The task: Word for word, restate every line of the listing that follows.

Task material:
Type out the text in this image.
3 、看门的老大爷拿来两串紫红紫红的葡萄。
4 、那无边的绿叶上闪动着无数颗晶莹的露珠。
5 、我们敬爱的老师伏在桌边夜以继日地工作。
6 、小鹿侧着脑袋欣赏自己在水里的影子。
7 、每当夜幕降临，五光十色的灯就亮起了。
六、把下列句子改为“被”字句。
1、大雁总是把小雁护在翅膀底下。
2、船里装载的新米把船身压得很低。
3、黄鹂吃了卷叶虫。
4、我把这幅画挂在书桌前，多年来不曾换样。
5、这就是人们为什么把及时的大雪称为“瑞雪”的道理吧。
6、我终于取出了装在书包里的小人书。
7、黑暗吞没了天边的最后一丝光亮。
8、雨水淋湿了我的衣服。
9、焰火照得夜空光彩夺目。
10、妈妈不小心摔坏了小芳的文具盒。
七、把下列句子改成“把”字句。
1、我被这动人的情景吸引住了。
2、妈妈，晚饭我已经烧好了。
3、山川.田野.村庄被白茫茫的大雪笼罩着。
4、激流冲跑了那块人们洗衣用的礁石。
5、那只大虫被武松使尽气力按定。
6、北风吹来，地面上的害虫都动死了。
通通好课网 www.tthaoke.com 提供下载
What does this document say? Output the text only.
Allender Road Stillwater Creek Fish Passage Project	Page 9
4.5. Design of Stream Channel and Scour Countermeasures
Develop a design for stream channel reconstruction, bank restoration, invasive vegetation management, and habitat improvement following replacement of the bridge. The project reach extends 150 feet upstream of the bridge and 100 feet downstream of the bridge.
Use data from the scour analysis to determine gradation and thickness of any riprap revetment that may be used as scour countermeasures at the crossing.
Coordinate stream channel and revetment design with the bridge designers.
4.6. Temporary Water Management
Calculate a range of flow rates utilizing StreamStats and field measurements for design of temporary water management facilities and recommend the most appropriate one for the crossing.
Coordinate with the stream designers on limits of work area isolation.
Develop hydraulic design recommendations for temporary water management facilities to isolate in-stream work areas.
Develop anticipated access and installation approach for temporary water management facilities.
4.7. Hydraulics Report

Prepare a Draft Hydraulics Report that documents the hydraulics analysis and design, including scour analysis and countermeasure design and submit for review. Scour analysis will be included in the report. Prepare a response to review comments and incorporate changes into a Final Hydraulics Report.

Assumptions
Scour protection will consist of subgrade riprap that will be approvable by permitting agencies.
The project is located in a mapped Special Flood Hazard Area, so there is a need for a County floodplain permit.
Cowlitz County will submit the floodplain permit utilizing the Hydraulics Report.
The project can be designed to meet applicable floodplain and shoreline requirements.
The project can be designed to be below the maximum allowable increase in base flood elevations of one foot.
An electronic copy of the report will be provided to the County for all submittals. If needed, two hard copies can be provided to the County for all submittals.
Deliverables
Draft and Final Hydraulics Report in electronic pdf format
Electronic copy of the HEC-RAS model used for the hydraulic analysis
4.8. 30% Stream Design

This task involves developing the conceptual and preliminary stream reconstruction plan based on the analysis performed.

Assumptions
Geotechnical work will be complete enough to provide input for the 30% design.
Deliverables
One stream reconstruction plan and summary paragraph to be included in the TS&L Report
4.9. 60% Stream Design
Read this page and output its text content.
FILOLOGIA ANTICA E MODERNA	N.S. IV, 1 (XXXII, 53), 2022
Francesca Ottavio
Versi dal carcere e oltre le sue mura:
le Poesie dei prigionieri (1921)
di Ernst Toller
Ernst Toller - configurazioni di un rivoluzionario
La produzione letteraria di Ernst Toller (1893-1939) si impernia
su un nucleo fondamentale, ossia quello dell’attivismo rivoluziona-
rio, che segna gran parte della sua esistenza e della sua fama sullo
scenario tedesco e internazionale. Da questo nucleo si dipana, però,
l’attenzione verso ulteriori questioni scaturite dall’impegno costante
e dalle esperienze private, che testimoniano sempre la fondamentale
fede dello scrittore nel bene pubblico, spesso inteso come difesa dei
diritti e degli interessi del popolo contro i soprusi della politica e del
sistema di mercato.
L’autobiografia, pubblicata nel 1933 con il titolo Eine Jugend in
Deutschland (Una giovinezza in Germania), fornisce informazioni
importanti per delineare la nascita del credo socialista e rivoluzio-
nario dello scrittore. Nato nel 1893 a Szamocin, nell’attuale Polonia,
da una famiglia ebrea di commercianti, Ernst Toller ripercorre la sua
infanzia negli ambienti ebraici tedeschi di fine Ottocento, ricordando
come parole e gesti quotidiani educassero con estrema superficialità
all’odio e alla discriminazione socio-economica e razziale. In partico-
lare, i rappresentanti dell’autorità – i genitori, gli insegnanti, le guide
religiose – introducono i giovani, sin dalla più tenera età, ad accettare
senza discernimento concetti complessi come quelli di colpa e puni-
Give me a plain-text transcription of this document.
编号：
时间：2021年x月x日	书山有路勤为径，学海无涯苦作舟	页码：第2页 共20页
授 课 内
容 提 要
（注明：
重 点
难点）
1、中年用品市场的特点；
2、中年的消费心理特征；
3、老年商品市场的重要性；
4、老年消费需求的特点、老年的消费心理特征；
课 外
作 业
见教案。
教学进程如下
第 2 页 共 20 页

Answer for the task:
Type out the text in this image.
3 、看门的老大爷拿来两串紫红紫红的葡萄。
4 、那无边的绿叶上闪动着无数颗晶莹的露珠。
5 、我们敬爱的老师伏在桌边夜以继日地工作。
6 、小鹿侧着脑袋欣赏自己在水里的影子。
7 、每当夜幕降临，五光十色的灯就亮起了。
六、把下列句子改为“被”字句。
1、大雁总是把小雁护在翅膀底下。
2、船里装载的新米把船身压得很低。
3、黄鹂吃了卷叶虫。
4、我把这幅画挂在书桌前，多年来不曾换样。
5、这就是人们为什么把及时的大雪称为“瑞雪”的道理吧。
6、我终于取出了装在书包里的小人书。
7、黑暗吞没了天边的最后一丝光亮。
8、雨水淋湿了我的衣服。
9、焰火照得夜空光彩夺目。
10、妈妈不小心摔坏了小芳的文具盒。
七、把下列句子改成“把”字句。
1、我被这动人的情景吸引住了。
2、妈妈，晚饭我已经烧好了。
3、山川.田野.村庄被白茫茫的大雪笼罩着。
4、激流冲跑了那块人们洗衣用的礁石。
5、那只大虫被武松使尽气力按定。
6、北风吹来，地面上的害虫都动死了。
通通好课网 www.tthaoke.com 提供下载
What does this document say? Output the text only.
Allender Road Stillwater Creek Fish Passage Project	Page 9
4.5. Design of Stream Channel and Scour Countermeasures
Develop a design for stream channel reconstruction, bank restoration, invasive vegetation management, and habitat improvement following replacement of the bridge. The project reach extends 150 feet upstream of the bridge and 100 feet downstream of the bridge.
Use data from the scour analysis to determine gradation and thickness of any riprap revetment that may be used as scour countermeasures at the crossing.
Coordinate stream channel and revetment design with the bridge designers.
4.6. Temporary Water Management
Calculate a range of flow rates utilizing StreamStats and field measurements for design of temporary water management facilities and recommend the most appropriate one for the crossing.
Coordinate with the stream designers on limits of work area isolation.
Develop hydraulic design recommendations for temporary water management facilities to isolate in-stream work areas.
Develop anticipated access and installation approach for temporary water management facilities.
4.7. Hydraulics Report

Prepare a Draft Hydraulics Report that documents the hydraulics analysis and design, including scour analysis and countermeasure design and submit for review. Scour analysis will be included in the report. Prepare a response to review comments and incorporate changes into a Final Hydraulics Report.

Assumptions
Scour protection will consist of subgrade riprap that will be approvable by permitting agencies.
The project is located in a mapped Special Flood Hazard Area, so there is a need for a County floodplain permit.
Cowlitz County will submit the floodplain permit utilizing the Hydraulics Report.
The project can be designed to meet applicable floodplain and shoreline requirements.
The project can be designed to be below the maximum allowable increase in base flood elevations of one foot.
An electronic copy of the report will be provided to the County for all submittals. If needed, two hard copies can be provided to the County for all submittals.
Deliverables
Draft and Final Hydraulics Report in electronic pdf format
Electronic copy of the HEC-RAS model used for the hydraulic analysis
4.8. 30% Stream Design

This task involves developing the conceptual and preliminary stream reconstruction plan based on the analysis performed.

Assumptions
Geotechnical work will be complete enough to provide input for the 30% design.
Deliverables
One stream reconstruction plan and summary paragraph to be included in the TS&L Report
4.9. 60% Stream Design
Read this page and output its text content.
FILOLOGIA ANTICA E MODERNA	N.S. IV, 1 (XXXII, 53), 2022
Francesca Ottavio
Versi dal carcere e oltre le sue mura:
le Poesie dei prigionieri (1921)
di Ernst Toller
Ernst Toller - configurazioni di un rivoluzionario
La produzione letteraria di Ernst Toller (1893-1939) si impernia
su un nucleo fondamentale, ossia quello dell’attivismo rivoluziona-
rio, che segna gran parte della sua esistenza e della sua fama sullo
scenario tedesco e internazionale. Da questo nucleo si dipana, però,
l’attenzione verso ulteriori questioni scaturite dall’impegno costante
e dalle esperienze private, che testimoniano sempre la fondamentale
fede dello scrittore nel bene pubblico, spesso inteso come difesa dei
diritti e degli interessi del popolo contro i soprusi della politica e del
sistema di mercato.
L’autobiografia, pubblicata nel 1933 con il titolo Eine Jugend in
Deutschland (Una giovinezza in Germania), fornisce informazioni
importanti per delineare la nascita del credo socialista e rivoluzio-
nario dello scrittore. Nato nel 1893 a Szamocin, nell’attuale Polonia,
da una famiglia ebrea di commercianti, Ernst Toller ripercorre la sua
infanzia negli ambienti ebraici tedeschi di fine Ottocento, ricordando
come parole e gesti quotidiani educassero con estrema superficialità
all’odio e alla discriminazione socio-economica e razziale. In partico-
lare, i rappresentanti dell’autorità – i genitori, gli insegnanti, le guide
religiose – introducono i giovani, sin dalla più tenera età, ad accettare
senza discernimento concetti complessi come quelli di colpa e puni-
Give me a plain-text transcription of this document.
编号：
时间：2021年x月x日	书山有路勤为径，学海无涯苦作舟	页码：第2页 共20页
授 课 内
容 提 要
（注明：
重 点
难点）
1、中年用品市场的特点；
2、中年的消费心理特征；
3、老年商品市场的重要性；
4、老年消费需求的特点、老年的消费心理特征；
课 外
作 业
见教案。
教学进程如下
第 2 页 共 20 页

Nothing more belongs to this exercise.